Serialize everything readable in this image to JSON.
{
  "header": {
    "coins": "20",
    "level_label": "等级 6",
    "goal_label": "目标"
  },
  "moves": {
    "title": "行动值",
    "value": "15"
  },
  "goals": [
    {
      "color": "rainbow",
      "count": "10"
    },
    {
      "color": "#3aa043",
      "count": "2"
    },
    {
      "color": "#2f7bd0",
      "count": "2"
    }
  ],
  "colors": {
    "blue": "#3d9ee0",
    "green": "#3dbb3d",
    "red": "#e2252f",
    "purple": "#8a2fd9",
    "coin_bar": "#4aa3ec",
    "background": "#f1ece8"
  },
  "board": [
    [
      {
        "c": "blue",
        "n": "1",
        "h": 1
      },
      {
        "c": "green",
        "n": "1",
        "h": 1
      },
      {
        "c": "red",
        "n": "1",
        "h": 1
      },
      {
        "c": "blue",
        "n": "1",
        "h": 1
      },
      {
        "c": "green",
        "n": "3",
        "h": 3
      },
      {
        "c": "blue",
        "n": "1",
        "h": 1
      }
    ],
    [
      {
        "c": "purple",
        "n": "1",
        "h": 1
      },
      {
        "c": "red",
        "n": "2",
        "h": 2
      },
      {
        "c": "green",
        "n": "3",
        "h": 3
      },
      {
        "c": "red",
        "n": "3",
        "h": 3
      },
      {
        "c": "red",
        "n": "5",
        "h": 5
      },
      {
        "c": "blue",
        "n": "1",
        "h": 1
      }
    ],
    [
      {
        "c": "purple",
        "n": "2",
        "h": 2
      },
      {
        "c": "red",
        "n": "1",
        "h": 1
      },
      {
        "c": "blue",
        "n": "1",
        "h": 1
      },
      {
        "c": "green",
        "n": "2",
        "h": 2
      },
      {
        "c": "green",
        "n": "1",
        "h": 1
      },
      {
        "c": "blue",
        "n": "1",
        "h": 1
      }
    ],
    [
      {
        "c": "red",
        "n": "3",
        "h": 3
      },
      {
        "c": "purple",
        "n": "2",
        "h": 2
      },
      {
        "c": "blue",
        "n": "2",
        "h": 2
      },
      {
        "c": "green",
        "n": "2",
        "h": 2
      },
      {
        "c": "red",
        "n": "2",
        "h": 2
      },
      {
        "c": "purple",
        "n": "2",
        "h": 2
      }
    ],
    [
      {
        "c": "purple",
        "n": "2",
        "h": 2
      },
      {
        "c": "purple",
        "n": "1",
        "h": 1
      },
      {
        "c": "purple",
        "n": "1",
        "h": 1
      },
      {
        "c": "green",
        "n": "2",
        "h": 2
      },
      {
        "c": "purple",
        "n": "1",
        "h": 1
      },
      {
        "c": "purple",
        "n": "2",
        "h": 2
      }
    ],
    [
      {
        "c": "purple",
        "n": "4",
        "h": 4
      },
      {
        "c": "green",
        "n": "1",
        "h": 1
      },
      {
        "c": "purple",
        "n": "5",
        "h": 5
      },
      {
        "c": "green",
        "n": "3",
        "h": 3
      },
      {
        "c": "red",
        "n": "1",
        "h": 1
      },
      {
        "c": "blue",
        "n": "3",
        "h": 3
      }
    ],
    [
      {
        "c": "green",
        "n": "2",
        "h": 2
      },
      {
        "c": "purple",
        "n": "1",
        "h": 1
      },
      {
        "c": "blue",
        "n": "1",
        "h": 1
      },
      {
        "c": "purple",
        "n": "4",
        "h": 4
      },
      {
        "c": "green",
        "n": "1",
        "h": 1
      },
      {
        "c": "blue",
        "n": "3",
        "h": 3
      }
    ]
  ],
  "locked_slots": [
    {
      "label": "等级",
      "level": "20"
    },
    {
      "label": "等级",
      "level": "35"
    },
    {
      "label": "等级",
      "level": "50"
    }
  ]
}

# # # # #

YOUR TASK: All entries must be repeated verbatim.

THE RESULT:
Serialize everything readable in this image to JSON.
{
  "header": {
    "coins": "20",
    "level_label": "等级 6",
    "goal_label": "目标"
  },
  "moves": {
    "title": "行动值",
    "value": "15"
  },
  "goals": [
    {
      "color": "rainbow",
      "count": "10"
    },
    {
      "color": "#3aa043",
      "count": "2"
    },
    {
      "color": "#2f7bd0",
      "count": "2"
    }
  ],
  "colors": {
    "blue": "#3d9ee0",
    "green": "#3dbb3d",
    "red": "#e2252f",
    "purple": "#8a2fd9",
    "coin_bar": "#4aa3ec",
    "background": "#f1ece8"
  },
  "board": [
    [
      {
        "c": "blue",
        "n": "1",
        "h": 1
      },
      {
        "c": "green",
        "n": "1",
        "h": 1
      },
      {
        "c": "red",
        "n": "1",
        "h": 1
      },
      {
        "c": "blue",
        "n": "1",
        "h": 1
      },
      {
        "c": "green",
        "n": "3",
        "h": 3
      },
      {
        "c": "blue",
        "n": "1",
        "h": 1
      }
    ],
    [
      {
        "c": "purple",
        "n": "1",
        "h": 1
      },
      {
        "c": "red",
        "n": "2",
        "h": 2
      },
      {
        "c": "green",
        "n": "3",
        "h": 3
      },
      {
        "c": "red",
        "n": "3",
        "h": 3
      },
      {
        "c": "red",
        "n": "5",
        "h": 5
      },
      {
        "c": "blue",
        "n": "1",
        "h": 1
      }
    ],
    [
      {
        "c": "purple",
        "n": "2",
        "h": 2
      },
      {
        "c": "red",
        "n": "1",
        "h": 1
      },
      {
        "c": "blue",
        "n": "1",
        "h": 1
      },
      {
        "c": "green",
        "n": "2",
        "h": 2
      },
      {
        "c": "green",
        "n": "1",
        "h": 1
      },
      {
        "c": "blue",
        "n": "1",
        "h": 1
      }
    ],
    [
      {
        "c": "red",
        "n": "3",
        "h": 3
      },
      {
        "c": "purple",
        "n": "2",
        "h": 2
      },
      {
        "c": "blue",
        "n": "2",
        "h": 2
      },
      {
        "c": "green",
        "n": "2",
        "h": 2
      },
      {
        "c": "red",
        "n": "2",
        "h": 2
      },
      {
        "c": "purple",
        "n": "2",
        "h": 2
      }
    ],
    [
      {
        "c": "purple",
        "n": "2",
        "h": 2
      },
      {
        "c": "purple",
        "n": "1",
        "h": 1
      },
      {
        "c": "purple",
        "n": "1",
        "h": 1
      },
      {
        "c": "green",
        "n": "2",
        "h": 2
      },
      {
        "c": "purple",
        "n": "1",
        "h": 1
      },
      {
        "c": "purple",
        "n": "2",
        "h": 2
      }
    ],
    [
      {
        "c": "purple",
        "n": "4",
        "h": 4
      },
      {
        "c": "green",
        "n": "1",
        "h": 1
      },
      {
        "c": "purple",
        "n": "5",
        "h": 5
      },
      {
        "c": "green",
        "n": "3",
        "h": 3
      },
      {
        "c": "red",
        "n": "1",
        "h": 1
      },
      {
        "c": "blue",
        "n": "3",
        "h": 3
      }
    ],
    [
      {
        "c": "green",
        "n": "2",
        "h": 2
      },
      {
        "c": "purple",
        "n": "1",
        "h": 1
      },
      {
        "c": "blue",
        "n": "1",
        "h": 1
      },
      {
        "c": "purple",
        "n": "4",
        "h": 4
      },
      {
        "c": "green",
        "n": "1",
        "h": 1
      },
      {
        "c": "blue",
        "n": "3",
        "h": 3
      }
    ]
  ],
  "locked_slots": [
    {
      "label": "等级",
      "level": "20"
    },
    {
      "label": "等级",
      "level": "35"
    },
    {
      "label": "等级",
      "level": "50"
    }
  ]
}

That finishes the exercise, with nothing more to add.